## [Instructions for the task]
Return every line of the following data verbatim, omitting the pictures.

Labeled box data
########

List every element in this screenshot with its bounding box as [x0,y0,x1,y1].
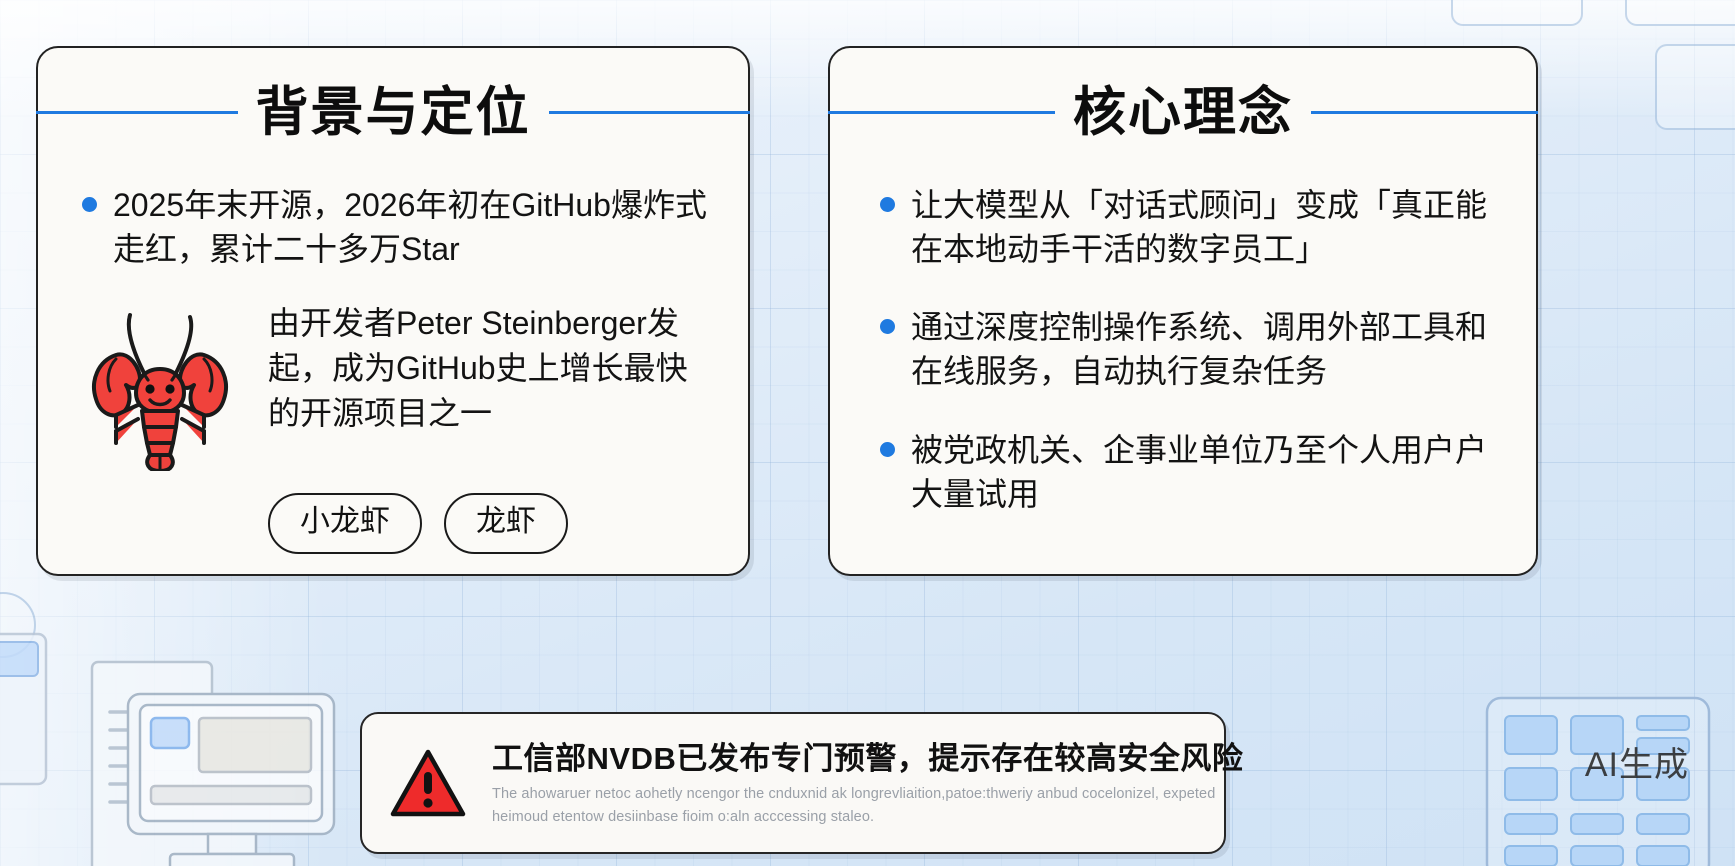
right-card-body: 让大模型从「对话式顾问」变成「真正能在本地动手干活的数字员工」 通过深度控制操作… [830,183,1536,516]
bullet-dot-icon [82,197,97,212]
left-card-title: 背景与定位 [256,86,531,139]
warning-title: 工信部NVDB已发布专门预警，提示存在较高安全风险 [492,740,1196,777]
list-item: 被党政机关、企事业单位乃至个人用户户大量试用 [880,428,1496,516]
tag-pill-1[interactable]: 小龙虾 [268,493,422,554]
right-card-title-row: 核心理念 [830,86,1536,139]
security-warning-banner: 工信部NVDB已发布专门预警，提示存在较高安全风险 The ahowaruer … [360,712,1226,854]
desktop-monitor-icon [0,606,350,866]
window-frame-icon [1655,44,1735,130]
right-bullet-text: 通过深度控制操作系统、调用外部工具和在线服务，自动执行复杂任务 [911,305,1496,393]
window-frame-icon [1625,0,1735,26]
tag-list: 小龙虾 龙虾 [268,493,712,554]
title-rule-left [828,111,1055,114]
left-card-title-row: 背景与定位 [38,86,748,139]
lobster-description: 由开发者Peter Steinberger发起，成为GitHub史上增长最快的开… [268,297,712,435]
title-rule-right [549,111,751,114]
warning-subtext-line2: heimoud etentow desiinbase fioim o:aln a… [492,806,1196,828]
bullet-dot-icon [880,319,895,334]
warning-triangle-icon [390,748,466,818]
warning-subtext-line1: The ahowaruer netoc aohetly ncengor the … [492,783,1196,805]
list-item: 让大模型从「对话式顾问」变成「真正能在本地动手干活的数字员工」 [880,183,1496,271]
title-rule-right [1311,111,1538,114]
core-philosophy-card: 核心理念 让大模型从「对话式顾问」变成「真正能在本地动手干活的数字员工」 通过深… [828,46,1538,576]
left-bullet-text: 2025年末开源，2026年初在GitHub爆炸式走红，累计二十多万Star [113,183,712,271]
left-card-body: 2025年末开源，2026年初在GitHub爆炸式走红，累计二十多万Star [38,183,748,554]
lobster-icon [82,301,242,471]
lobster-info-block: 由开发者Peter Steinberger发起，成为GitHub史上增长最快的开… [82,297,712,471]
bullet-dot-icon [880,442,895,457]
right-bullet-list: 让大模型从「对话式顾问」变成「真正能在本地动手干活的数字员工」 通过深度控制操作… [880,183,1496,516]
ai-generated-watermark: AI生成 [1585,737,1689,786]
list-item: 2025年末开源，2026年初在GitHub爆炸式走红，累计二十多万Star [82,183,712,271]
background-positioning-card: 背景与定位 2025年末开源，2026年初在GitHub爆炸式走红，累计二十多万… [36,46,750,576]
right-card-title: 核心理念 [1073,86,1293,139]
window-frame-icon [1451,0,1583,26]
right-bullet-text: 让大模型从「对话式顾问」变成「真正能在本地动手干活的数字员工」 [911,183,1496,271]
list-item: 通过深度控制操作系统、调用外部工具和在线服务，自动执行复杂任务 [880,305,1496,393]
title-rule-left [36,111,238,114]
bullet-dot-icon [880,197,895,212]
right-bullet-text: 被党政机关、企事业单位乃至个人用户户大量试用 [911,428,1496,516]
warning-text-group: 工信部NVDB已发布专门预警，提示存在较高安全风险 The ahowaruer … [492,738,1196,828]
tag-pill-2[interactable]: 龙虾 [444,493,568,554]
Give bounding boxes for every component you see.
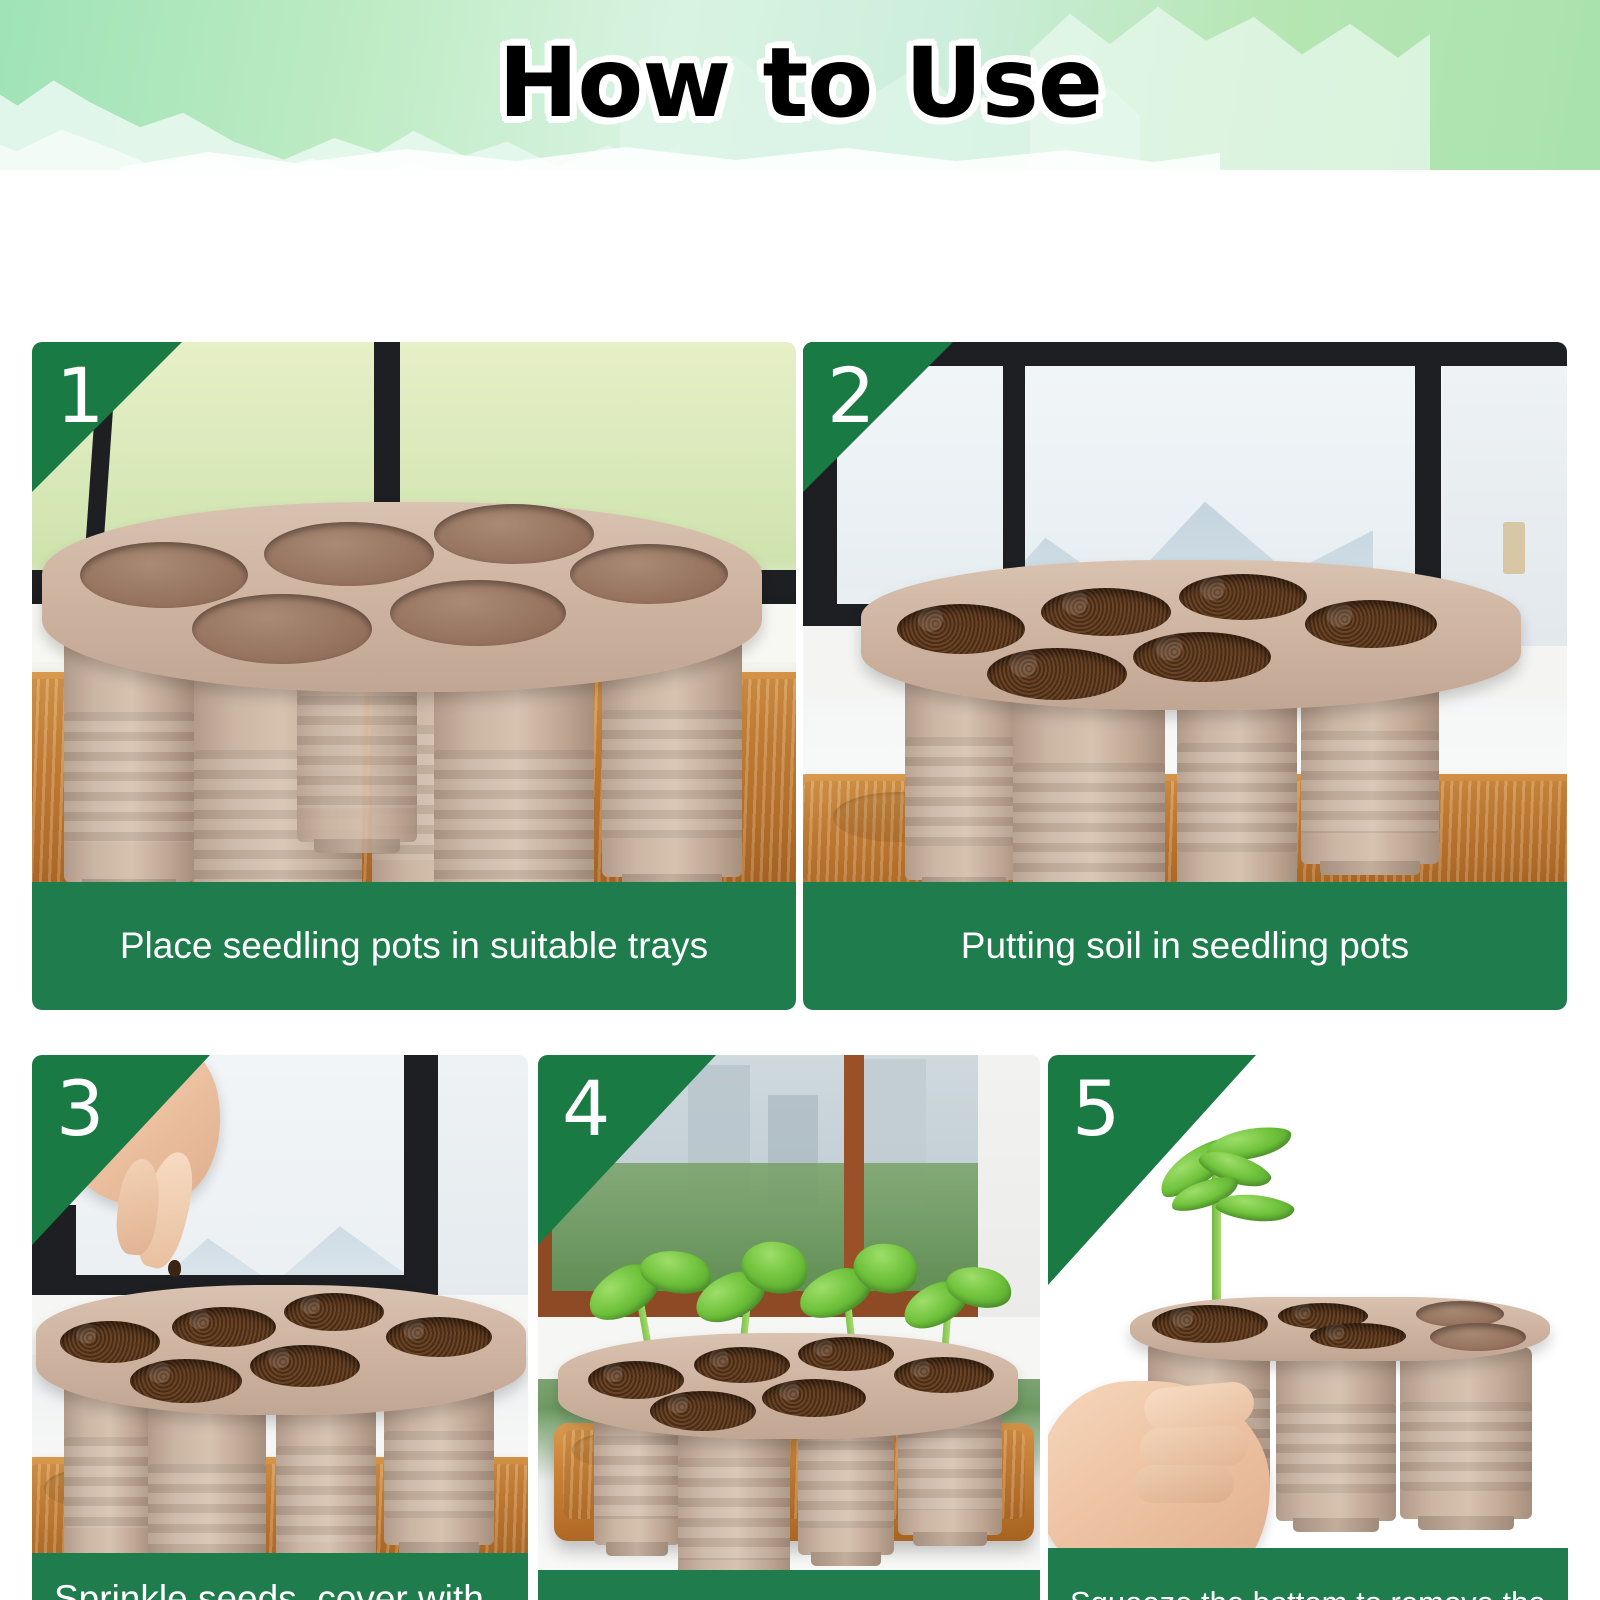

########

## [Exercise solution]
List every element in this screenshot with its bounding box as [x0,y0,x1,y1].
right-card-body: 让大模型从「对话式顾问」变成「真正能在本地动手干活的数字员工」 通过深度控制操作… [830,183,1536,516]
bullet-dot-icon [82,197,97,212]
left-card-title: 背景与定位 [256,86,531,139]
warning-title: 工信部NVDB已发布专门预警，提示存在较高安全风险 [492,740,1196,777]
list-item: 被党政机关、企事业单位乃至个人用户户大量试用 [880,428,1496,516]
tag-pill-1[interactable]: 小龙虾 [268,493,422,554]
right-card-title-row: 核心理念 [830,86,1536,139]
security-warning-banner: 工信部NVDB已发布专门预警，提示存在较高安全风险 The ahowaruer … [360,712,1226,854]
desktop-monitor-icon [0,606,350,866]
window-frame-icon [1655,44,1735,130]
right-bullet-text: 通过深度控制操作系统、调用外部工具和在线服务，自动执行复杂任务 [911,305,1496,393]
window-frame-icon [1625,0,1735,26]
tag-list: 小龙虾 龙虾 [268,493,712,554]
title-rule-left [828,111,1055,114]
left-card-title-row: 背景与定位 [38,86,748,139]
lobster-description: 由开发者Peter Steinberger发起，成为GitHub史上增长最快的开… [268,297,712,435]
title-rule-right [549,111,751,114]
warning-subtext-line2: heimoud etentow desiinbase fioim o:aln a… [492,806,1196,828]
bullet-dot-icon [880,319,895,334]
warning-triangle-icon [390,748,466,818]
warning-subtext-line1: The ahowaruer netoc aohetly ncengor the … [492,783,1196,805]
list-item: 让大模型从「对话式顾问」变成「真正能在本地动手干活的数字员工」 [880,183,1496,271]
title-rule-right [1311,111,1538,114]
core-philosophy-card: 核心理念 让大模型从「对话式顾问」变成「真正能在本地动手干活的数字员工」 通过深… [828,46,1538,576]
left-bullet-text: 2025年末开源，2026年初在GitHub爆炸式走红，累计二十多万Star [113,183,712,271]
left-card-body: 2025年末开源，2026年初在GitHub爆炸式走红，累计二十多万Star [38,183,748,554]
lobster-icon [82,301,242,471]
lobster-info-block: 由开发者Peter Steinberger发起，成为GitHub史上增长最快的开… [82,297,712,471]
bullet-dot-icon [880,442,895,457]
right-bullet-list: 让大模型从「对话式顾问」变成「真正能在本地动手干活的数字员工」 通过深度控制操作… [880,183,1496,516]
ai-generated-watermark: AI生成 [1585,737,1689,786]
list-item: 2025年末开源，2026年初在GitHub爆炸式走红，累计二十多万Star [82,183,712,271]
background-positioning-card: 背景与定位 2025年末开源，2026年初在GitHub爆炸式走红，累计二十多万… [36,46,750,576]
right-card-title: 核心理念 [1073,86,1293,139]
window-frame-icon [1451,0,1583,26]
right-bullet-text: 让大模型从「对话式顾问」变成「真正能在本地动手干活的数字员工」 [911,183,1496,271]
list-item: 通过深度控制操作系统、调用外部工具和在线服务，自动执行复杂任务 [880,305,1496,393]
title-rule-left [36,111,238,114]
bullet-dot-icon [880,197,895,212]
right-bullet-text: 被党政机关、企事业单位乃至个人用户户大量试用 [911,428,1496,516]
warning-text-group: 工信部NVDB已发布专门预警，提示存在较高安全风险 The ahowaruer … [492,738,1196,828]
tag-pill-2[interactable]: 龙虾 [444,493,568,554]
Give bounding boxes for every component you see.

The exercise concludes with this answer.